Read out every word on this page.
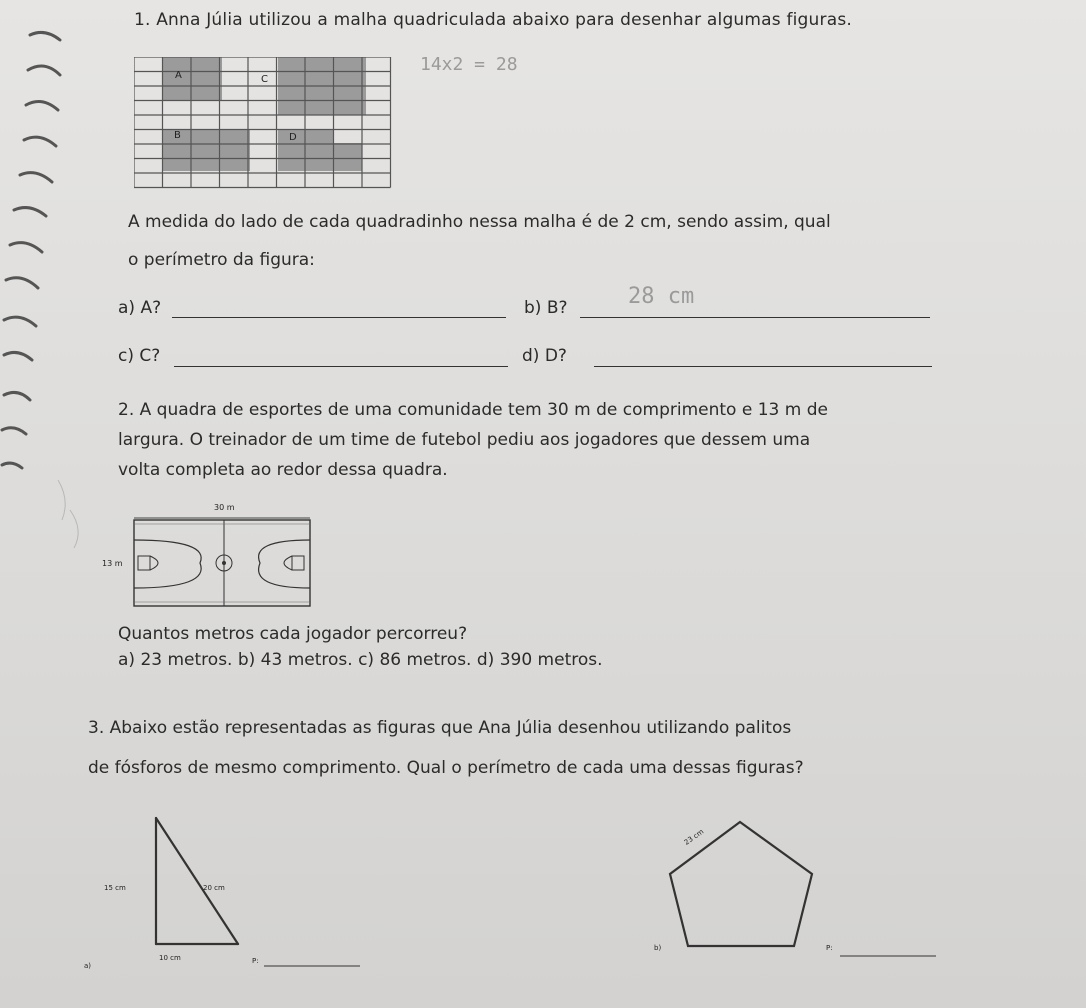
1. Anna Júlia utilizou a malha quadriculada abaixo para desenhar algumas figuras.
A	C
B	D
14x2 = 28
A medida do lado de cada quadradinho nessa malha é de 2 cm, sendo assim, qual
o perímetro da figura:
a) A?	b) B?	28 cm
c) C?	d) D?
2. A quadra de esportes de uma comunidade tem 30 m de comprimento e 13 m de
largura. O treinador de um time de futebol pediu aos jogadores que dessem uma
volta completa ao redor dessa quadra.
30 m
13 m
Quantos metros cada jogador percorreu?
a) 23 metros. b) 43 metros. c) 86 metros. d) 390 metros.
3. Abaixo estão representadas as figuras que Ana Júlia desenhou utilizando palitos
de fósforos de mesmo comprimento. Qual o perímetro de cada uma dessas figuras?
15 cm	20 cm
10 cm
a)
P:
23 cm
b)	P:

# Objective
Repeat the material above in full and exactly, omitting the pictures.

# Task solution
Read out every word on this page.
1. Anna Júlia utilizou a malha quadriculada abaixo para desenhar algumas figuras.
A	C
B	D
14x2 = 28
A medida do lado de cada quadradinho nessa malha é de 2 cm, sendo assim, qual
o perímetro da figura:
a) A?	b) B?	28 cm
c) C?	d) D?
2. A quadra de esportes de uma comunidade tem 30 m de comprimento e 13 m de
largura. O treinador de um time de futebol pediu aos jogadores que dessem uma
volta completa ao redor dessa quadra.
30 m
13 m
Quantos metros cada jogador percorreu?
a) 23 metros. b) 43 metros. c) 86 metros. d) 390 metros.
3. Abaixo estão representadas as figuras que Ana Júlia desenhou utilizando palitos
de fósforos de mesmo comprimento. Qual o perímetro de cada uma dessas figuras?
15 cm	20 cm
10 cm
a)
P:
23 cm
b)	P:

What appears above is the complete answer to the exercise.